>> START SUPPLIED MATERIAL

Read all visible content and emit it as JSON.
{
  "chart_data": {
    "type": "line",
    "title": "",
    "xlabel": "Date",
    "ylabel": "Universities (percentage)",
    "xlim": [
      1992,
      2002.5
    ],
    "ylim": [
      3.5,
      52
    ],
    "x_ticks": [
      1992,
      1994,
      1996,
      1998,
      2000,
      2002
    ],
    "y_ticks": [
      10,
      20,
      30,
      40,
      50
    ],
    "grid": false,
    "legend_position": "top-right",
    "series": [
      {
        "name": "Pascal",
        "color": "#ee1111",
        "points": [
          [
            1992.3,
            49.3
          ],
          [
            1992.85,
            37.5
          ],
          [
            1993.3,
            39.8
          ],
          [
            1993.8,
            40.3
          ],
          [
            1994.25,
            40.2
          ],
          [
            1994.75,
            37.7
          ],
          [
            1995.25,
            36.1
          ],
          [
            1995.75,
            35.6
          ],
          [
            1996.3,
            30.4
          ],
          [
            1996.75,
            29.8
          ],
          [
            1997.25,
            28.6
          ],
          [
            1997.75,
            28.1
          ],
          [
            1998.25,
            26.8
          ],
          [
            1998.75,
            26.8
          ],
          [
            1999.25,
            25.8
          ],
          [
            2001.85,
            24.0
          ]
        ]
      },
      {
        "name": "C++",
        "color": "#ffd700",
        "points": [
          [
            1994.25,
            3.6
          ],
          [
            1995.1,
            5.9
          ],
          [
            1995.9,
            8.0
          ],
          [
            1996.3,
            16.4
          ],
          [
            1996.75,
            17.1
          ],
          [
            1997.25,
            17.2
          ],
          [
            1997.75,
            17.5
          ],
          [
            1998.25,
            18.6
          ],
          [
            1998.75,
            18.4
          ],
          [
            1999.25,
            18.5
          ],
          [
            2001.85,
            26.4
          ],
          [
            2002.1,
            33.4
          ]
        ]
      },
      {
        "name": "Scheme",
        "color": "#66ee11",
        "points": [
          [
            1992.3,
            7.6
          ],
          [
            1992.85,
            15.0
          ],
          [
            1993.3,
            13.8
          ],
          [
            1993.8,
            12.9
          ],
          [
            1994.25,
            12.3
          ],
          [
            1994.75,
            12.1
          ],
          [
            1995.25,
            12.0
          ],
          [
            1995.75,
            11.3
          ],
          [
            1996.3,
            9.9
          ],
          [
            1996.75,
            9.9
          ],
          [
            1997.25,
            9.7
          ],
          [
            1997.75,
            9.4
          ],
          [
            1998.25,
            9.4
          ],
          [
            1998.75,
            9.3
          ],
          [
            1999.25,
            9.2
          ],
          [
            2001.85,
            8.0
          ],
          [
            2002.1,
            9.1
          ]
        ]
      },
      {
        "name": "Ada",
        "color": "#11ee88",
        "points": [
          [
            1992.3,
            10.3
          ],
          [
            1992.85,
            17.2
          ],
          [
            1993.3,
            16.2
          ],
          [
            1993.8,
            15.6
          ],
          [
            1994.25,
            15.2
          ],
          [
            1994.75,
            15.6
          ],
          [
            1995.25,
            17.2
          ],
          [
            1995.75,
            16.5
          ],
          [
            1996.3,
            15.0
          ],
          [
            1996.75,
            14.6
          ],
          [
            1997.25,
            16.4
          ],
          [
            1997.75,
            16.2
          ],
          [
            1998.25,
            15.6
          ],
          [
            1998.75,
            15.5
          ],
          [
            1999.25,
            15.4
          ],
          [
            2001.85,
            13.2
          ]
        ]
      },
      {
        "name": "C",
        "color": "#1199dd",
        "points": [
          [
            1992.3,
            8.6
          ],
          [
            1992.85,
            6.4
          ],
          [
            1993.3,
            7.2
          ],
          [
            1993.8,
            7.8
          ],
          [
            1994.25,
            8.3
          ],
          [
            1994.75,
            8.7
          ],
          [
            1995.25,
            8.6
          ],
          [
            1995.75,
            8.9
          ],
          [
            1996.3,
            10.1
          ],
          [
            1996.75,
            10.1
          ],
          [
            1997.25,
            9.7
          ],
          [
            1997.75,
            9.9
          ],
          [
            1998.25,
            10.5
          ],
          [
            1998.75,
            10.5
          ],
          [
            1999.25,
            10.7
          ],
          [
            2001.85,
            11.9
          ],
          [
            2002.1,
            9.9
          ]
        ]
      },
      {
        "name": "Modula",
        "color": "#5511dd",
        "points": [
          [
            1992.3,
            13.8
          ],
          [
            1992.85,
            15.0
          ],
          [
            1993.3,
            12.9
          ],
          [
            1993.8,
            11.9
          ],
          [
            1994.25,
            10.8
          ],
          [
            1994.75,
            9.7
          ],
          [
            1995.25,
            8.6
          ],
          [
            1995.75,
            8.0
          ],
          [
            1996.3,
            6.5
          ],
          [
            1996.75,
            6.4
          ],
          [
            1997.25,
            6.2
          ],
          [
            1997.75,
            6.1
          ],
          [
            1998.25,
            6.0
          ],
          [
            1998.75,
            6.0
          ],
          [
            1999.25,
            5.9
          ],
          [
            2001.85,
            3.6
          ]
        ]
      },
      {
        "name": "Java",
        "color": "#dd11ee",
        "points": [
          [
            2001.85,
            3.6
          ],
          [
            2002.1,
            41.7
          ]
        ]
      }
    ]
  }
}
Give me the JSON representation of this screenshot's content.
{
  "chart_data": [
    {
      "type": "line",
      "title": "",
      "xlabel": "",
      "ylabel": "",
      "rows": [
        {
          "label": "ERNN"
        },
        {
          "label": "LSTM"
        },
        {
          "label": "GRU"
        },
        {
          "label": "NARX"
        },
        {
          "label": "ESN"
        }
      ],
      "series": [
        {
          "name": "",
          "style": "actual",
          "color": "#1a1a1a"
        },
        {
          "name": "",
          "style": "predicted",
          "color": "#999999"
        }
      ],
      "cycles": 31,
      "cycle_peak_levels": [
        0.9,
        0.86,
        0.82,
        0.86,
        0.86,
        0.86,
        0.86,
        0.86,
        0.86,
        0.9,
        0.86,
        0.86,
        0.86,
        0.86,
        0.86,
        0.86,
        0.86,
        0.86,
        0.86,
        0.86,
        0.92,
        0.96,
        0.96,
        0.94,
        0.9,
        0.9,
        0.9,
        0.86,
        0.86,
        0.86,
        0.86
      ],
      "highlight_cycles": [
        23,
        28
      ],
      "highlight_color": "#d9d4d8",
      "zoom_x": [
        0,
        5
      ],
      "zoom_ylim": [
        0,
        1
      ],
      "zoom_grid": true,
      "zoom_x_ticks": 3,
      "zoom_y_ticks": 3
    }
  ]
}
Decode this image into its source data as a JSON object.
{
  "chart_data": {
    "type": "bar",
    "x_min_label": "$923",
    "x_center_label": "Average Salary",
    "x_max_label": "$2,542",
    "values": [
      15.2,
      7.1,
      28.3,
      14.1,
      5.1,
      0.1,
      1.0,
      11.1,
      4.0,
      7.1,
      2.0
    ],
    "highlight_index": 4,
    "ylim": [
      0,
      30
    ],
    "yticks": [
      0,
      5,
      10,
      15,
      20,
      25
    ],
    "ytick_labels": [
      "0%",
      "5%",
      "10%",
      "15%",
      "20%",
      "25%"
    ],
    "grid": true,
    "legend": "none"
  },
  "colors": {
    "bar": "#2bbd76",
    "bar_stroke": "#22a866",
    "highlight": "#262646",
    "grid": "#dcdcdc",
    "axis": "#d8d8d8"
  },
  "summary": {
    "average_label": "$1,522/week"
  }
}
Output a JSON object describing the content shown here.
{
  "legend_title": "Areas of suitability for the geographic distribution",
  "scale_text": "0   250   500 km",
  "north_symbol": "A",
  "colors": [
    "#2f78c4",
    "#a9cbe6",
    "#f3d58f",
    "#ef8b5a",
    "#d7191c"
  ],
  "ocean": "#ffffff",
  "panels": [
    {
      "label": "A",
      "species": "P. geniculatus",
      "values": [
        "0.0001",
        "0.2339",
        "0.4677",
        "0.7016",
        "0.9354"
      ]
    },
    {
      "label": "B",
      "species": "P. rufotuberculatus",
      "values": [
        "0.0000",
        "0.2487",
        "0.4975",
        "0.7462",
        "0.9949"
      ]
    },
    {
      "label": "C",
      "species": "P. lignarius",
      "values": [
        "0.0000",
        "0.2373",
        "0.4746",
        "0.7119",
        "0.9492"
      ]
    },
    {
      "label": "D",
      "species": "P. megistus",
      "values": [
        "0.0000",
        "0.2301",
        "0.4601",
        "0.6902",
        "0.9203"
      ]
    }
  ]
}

>> END SUPPLIED MATERIAL

REQUIRED WORK
From the listing above, return each line with the word "ylabel".

FULL RESPONSE
    "ylabel": "Universities (percentage)",
      "ylabel": "",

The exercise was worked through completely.